- [Aim] Find each line containing the string "사용하세요" and return it.

__________________________________________________

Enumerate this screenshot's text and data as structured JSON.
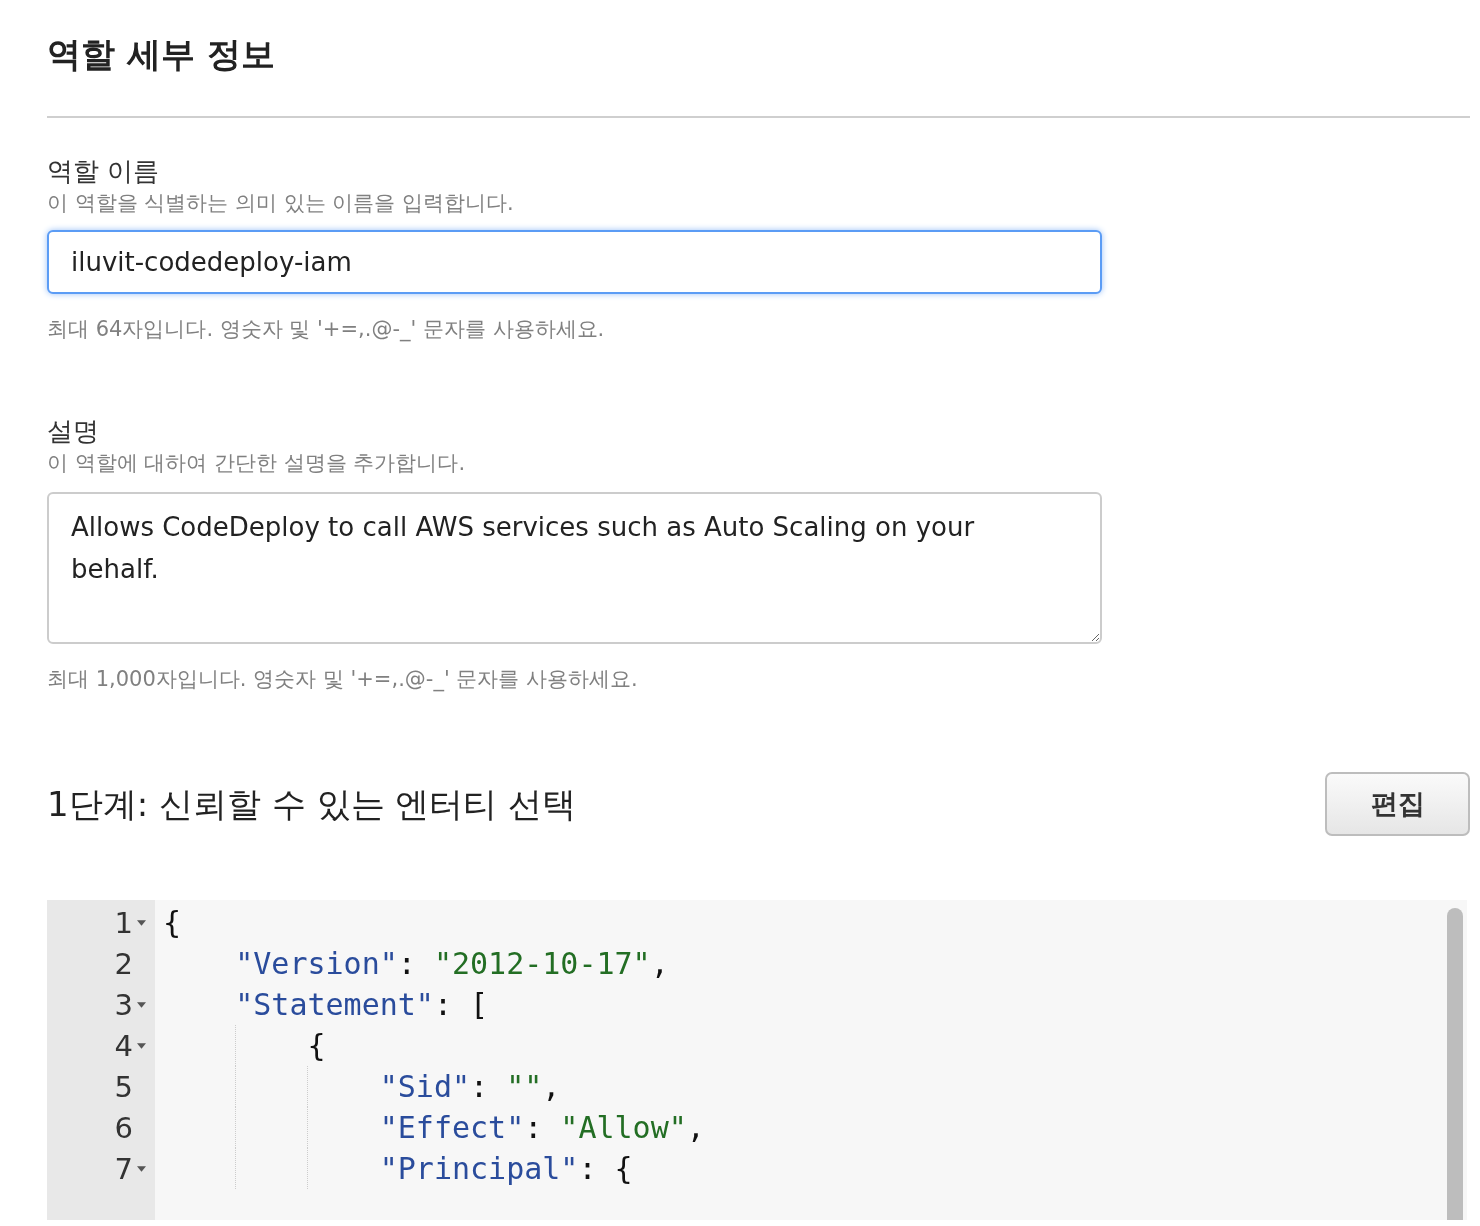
{
  "title": "역할 세부 정보",
  "role_name": {
    "label": "역할 이름",
    "help": "이 역할을 식별하는 의미 있는 이름을 입력합니다.",
    "value": "iluvit-codedeploy-iam",
    "hint": "최대 64자입니다. 영숫자 및 '+=,.@-_' 문자를 사용하세요."
  },
  "description": {
    "label": "설명",
    "help": "이 역할에 대하여 간단한 설명을 추가합니다.",
    "value": "Allows CodeDeploy to call AWS services such as Auto Scaling on your behalf.",
    "hint": "최대 1,000자입니다. 영숫자 및 '+=,.@-_' 문자를 사용하세요."
  },
  "step": {
    "heading": "1단계: 신뢰할 수 있는 엔터티 선택",
    "edit_button": "편집"
  },
  "editor": {
    "lines": [
      {
        "number": "1",
        "foldable": true,
        "tokens": [
          {
            "kind": "punct",
            "text": "{"
          }
        ]
      },
      {
        "number": "2",
        "foldable": false,
        "tokens": [
          {
            "kind": "key",
            "text": "    \"Version\""
          },
          {
            "kind": "punct",
            "text": ": "
          },
          {
            "kind": "string",
            "text": "\"2012-10-17\""
          },
          {
            "kind": "punct",
            "text": ","
          }
        ]
      },
      {
        "number": "3",
        "foldable": true,
        "tokens": [
          {
            "kind": "key",
            "text": "    \"Statement\""
          },
          {
            "kind": "punct",
            "text": ": ["
          }
        ]
      },
      {
        "number": "4",
        "foldable": true,
        "tokens": [
          {
            "kind": "punct",
            "text": "        {"
          }
        ]
      },
      {
        "number": "5",
        "foldable": false,
        "tokens": [
          {
            "kind": "key",
            "text": "            \"Sid\""
          },
          {
            "kind": "punct",
            "text": ": "
          },
          {
            "kind": "string",
            "text": "\"\""
          },
          {
            "kind": "punct",
            "text": ","
          }
        ]
      },
      {
        "number": "6",
        "foldable": false,
        "tokens": [
          {
            "kind": "key",
            "text": "            \"Effect\""
          },
          {
            "kind": "punct",
            "text": ": "
          },
          {
            "kind": "string",
            "text": "\"Allow\""
          },
          {
            "kind": "punct",
            "text": ","
          }
        ]
      },
      {
        "number": "7",
        "foldable": true,
        "tokens": [
          {
            "kind": "key",
            "text": "            \"Principal\""
          },
          {
            "kind": "punct",
            "text": ": {"
          }
        ]
      }
    ]
  }
}
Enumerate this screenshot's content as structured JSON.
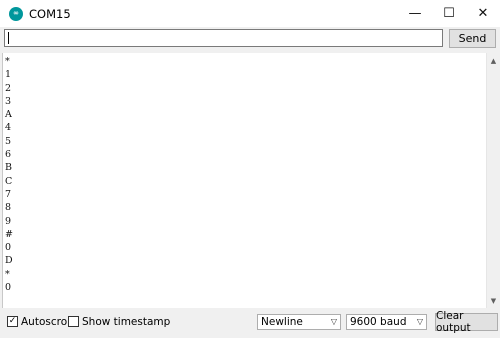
{
  "window": {
    "title": "COM15",
    "icon": "arduino-logo-icon",
    "controls": {
      "minimize": "—",
      "maximize": "☐",
      "close": "✕"
    }
  },
  "send": {
    "input_value": "",
    "button_label": "Send"
  },
  "output": {
    "lines": [
      "*",
      "1",
      "2",
      "3",
      "A",
      "4",
      "5",
      "6",
      "B",
      "C",
      "7",
      "8",
      "9",
      "#",
      "0",
      "D",
      "*",
      "0"
    ]
  },
  "footer": {
    "autoscroll": {
      "label": "Autoscroll",
      "checked": true
    },
    "show_timestamp": {
      "label": "Show timestamp",
      "checked": false
    },
    "line_ending": "Newline",
    "baud_rate": "9600 baud",
    "clear_label": "Clear output"
  },
  "colors": {
    "accent": "#00979c"
  }
}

__________________________________________________

- [Exercise response]
    "hint": "최대 64자입니다. 영숫자 및 '+=,.@-_' 문자를 사용하세요."
    "hint": "최대 1,000자입니다. 영숫자 및 '+=,.@-_' 문자를 사용하세요."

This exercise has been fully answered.